In the records below, count every line containing "ylabel". Reply with the number only.

(Figure collection entries)
>> Begin

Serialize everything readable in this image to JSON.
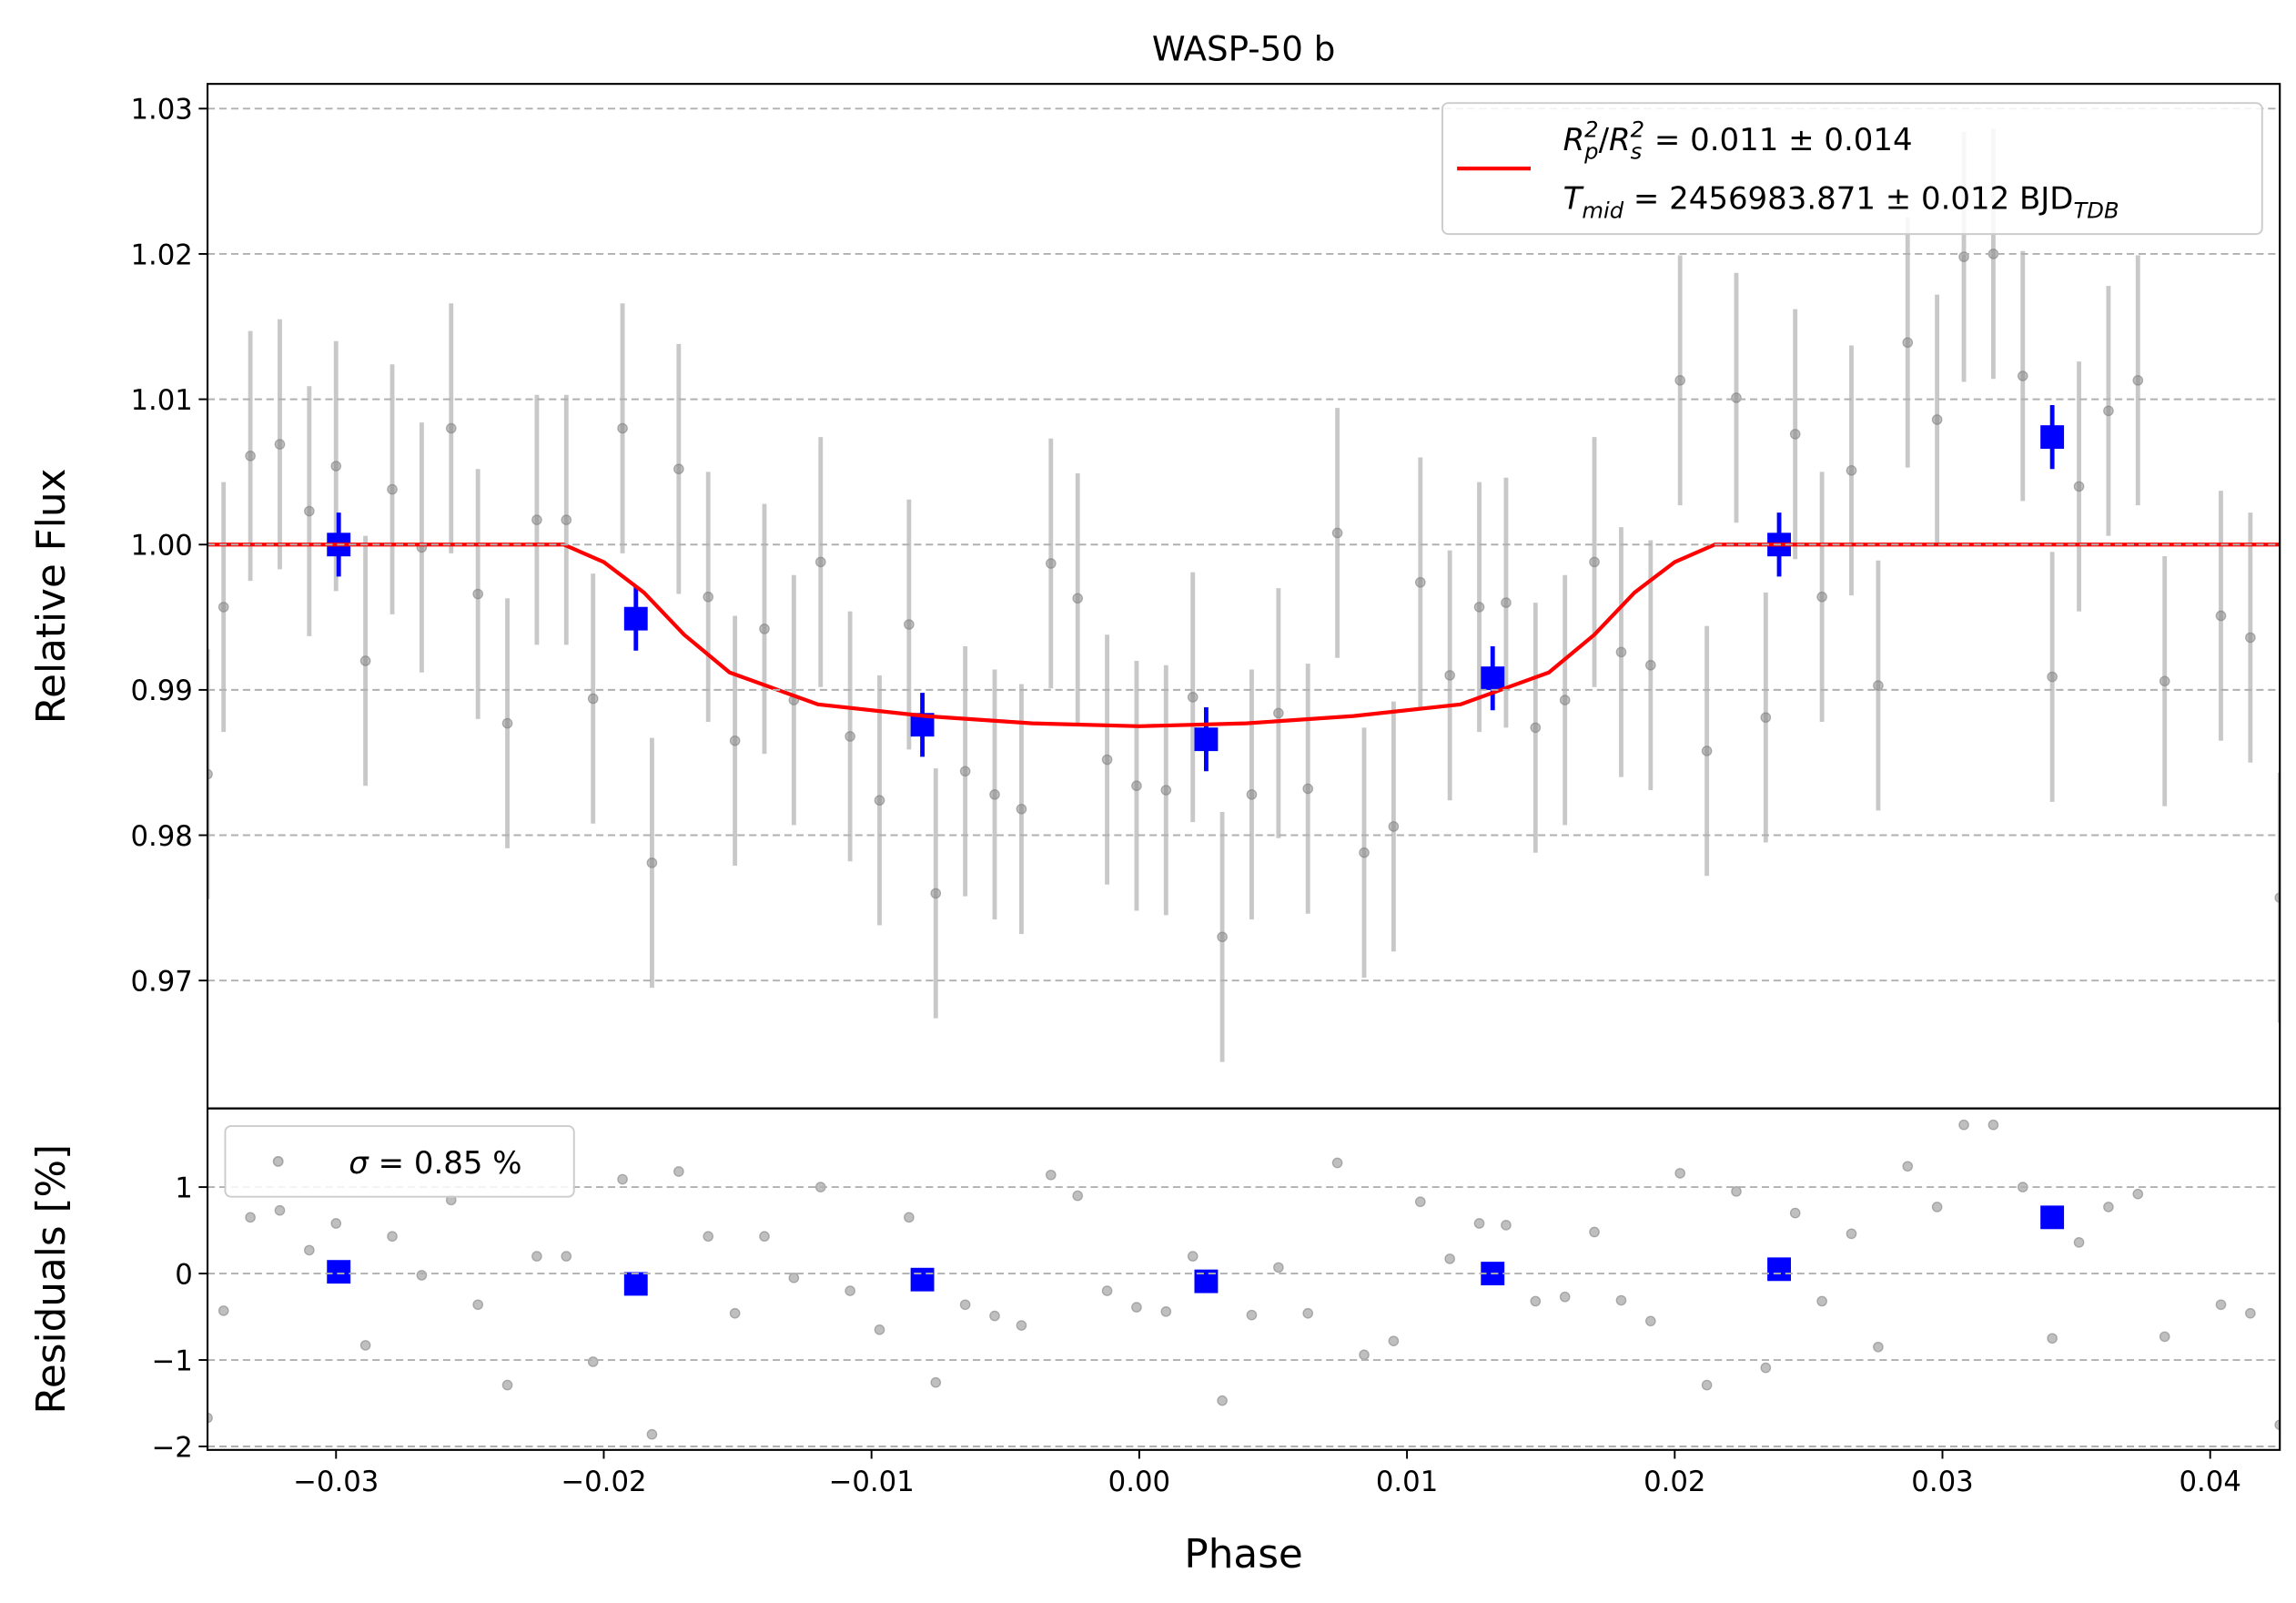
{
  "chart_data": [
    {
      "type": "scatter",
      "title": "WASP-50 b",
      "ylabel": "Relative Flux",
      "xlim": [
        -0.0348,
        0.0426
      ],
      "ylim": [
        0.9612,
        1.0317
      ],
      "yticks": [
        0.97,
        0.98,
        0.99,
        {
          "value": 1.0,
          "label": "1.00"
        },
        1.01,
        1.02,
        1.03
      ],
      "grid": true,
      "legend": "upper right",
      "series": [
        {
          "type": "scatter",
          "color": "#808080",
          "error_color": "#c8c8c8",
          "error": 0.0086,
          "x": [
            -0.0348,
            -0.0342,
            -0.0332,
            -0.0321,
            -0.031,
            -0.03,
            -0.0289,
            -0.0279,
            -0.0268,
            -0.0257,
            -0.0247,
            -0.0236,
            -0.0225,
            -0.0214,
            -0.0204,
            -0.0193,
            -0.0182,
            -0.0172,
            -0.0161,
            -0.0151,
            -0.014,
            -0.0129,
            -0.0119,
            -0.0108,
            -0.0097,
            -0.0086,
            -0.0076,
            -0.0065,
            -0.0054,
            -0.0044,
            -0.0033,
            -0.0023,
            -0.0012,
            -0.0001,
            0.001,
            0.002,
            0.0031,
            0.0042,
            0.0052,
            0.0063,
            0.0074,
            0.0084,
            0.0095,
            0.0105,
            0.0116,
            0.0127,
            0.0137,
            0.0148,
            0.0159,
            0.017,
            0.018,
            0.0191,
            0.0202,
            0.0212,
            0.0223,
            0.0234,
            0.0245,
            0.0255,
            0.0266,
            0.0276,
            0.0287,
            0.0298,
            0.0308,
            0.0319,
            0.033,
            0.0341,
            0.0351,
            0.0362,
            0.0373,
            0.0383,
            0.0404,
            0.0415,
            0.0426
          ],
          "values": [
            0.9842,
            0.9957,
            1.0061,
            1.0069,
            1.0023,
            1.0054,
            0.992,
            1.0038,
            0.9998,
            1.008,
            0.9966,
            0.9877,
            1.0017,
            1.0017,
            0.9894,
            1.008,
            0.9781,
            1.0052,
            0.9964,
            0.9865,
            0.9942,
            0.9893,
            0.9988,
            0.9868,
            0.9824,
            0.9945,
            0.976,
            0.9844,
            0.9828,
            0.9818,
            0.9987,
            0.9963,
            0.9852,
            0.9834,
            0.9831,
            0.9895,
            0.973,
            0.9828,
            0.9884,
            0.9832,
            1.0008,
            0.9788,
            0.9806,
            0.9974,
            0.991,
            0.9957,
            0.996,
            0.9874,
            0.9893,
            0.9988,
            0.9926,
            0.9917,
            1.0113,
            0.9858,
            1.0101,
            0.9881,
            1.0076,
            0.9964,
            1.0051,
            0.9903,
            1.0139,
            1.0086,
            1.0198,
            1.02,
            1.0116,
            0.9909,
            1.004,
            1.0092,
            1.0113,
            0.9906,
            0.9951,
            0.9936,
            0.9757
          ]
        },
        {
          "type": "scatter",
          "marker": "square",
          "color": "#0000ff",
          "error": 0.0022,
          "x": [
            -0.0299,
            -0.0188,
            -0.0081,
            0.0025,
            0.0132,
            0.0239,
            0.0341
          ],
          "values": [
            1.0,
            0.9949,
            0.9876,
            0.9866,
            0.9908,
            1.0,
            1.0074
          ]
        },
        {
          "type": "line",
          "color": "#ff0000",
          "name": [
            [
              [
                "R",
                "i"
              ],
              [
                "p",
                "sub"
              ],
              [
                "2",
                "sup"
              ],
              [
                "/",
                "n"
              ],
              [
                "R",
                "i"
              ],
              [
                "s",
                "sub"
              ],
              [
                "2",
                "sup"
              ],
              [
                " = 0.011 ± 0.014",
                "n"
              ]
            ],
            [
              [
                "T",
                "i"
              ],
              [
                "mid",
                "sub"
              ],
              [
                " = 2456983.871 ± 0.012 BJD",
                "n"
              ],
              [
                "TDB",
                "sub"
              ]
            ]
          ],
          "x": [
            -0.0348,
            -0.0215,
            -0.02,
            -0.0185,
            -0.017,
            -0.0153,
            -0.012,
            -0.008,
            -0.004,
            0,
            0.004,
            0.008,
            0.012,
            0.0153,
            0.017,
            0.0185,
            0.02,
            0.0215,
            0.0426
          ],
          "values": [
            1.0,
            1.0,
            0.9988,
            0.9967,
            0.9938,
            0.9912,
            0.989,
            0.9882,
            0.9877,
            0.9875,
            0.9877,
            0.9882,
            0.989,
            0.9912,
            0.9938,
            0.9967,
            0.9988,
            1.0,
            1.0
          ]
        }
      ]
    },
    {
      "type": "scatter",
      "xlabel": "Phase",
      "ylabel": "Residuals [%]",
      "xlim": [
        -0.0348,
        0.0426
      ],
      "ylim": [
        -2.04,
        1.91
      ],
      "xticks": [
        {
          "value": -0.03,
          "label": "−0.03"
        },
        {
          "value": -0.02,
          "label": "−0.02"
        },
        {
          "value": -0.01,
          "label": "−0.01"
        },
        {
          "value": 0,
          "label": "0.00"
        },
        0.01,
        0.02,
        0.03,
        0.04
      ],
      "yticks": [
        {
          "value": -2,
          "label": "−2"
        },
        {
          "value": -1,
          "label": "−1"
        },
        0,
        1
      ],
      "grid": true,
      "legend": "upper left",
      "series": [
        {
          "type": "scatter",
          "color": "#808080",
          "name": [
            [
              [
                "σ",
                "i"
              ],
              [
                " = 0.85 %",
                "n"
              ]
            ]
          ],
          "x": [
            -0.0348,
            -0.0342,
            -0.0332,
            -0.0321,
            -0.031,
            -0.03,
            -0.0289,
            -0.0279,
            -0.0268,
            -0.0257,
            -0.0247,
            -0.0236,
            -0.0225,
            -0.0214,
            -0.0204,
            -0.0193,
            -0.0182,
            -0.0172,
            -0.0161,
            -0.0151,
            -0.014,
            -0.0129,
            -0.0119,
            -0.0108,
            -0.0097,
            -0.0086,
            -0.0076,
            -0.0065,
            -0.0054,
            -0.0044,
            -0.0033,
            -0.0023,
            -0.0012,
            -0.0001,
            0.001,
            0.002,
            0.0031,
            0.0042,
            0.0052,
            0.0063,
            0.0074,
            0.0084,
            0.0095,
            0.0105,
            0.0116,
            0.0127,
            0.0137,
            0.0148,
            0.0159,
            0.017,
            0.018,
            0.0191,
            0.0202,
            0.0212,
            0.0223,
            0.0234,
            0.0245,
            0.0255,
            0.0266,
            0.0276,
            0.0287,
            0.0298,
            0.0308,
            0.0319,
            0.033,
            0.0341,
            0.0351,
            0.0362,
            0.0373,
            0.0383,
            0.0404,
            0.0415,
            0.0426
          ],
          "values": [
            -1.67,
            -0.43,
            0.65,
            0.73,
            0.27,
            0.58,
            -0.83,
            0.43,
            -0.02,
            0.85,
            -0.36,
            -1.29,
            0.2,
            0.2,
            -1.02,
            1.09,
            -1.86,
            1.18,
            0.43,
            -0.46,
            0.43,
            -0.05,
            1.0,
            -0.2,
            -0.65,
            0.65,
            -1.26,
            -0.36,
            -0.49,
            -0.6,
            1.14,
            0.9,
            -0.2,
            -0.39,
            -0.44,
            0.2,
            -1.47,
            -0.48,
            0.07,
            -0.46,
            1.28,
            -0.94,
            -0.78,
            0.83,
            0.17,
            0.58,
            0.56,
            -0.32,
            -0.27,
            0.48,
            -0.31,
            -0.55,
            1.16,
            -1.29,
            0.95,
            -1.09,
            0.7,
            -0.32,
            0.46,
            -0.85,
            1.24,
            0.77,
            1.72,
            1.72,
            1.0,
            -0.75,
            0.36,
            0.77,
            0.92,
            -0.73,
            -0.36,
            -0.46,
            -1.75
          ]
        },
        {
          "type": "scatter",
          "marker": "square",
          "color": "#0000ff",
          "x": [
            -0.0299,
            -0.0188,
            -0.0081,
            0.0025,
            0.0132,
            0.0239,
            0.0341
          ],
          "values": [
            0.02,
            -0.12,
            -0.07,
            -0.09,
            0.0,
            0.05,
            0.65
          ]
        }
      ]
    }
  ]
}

>> End

▶ [RESULT BELOW] 2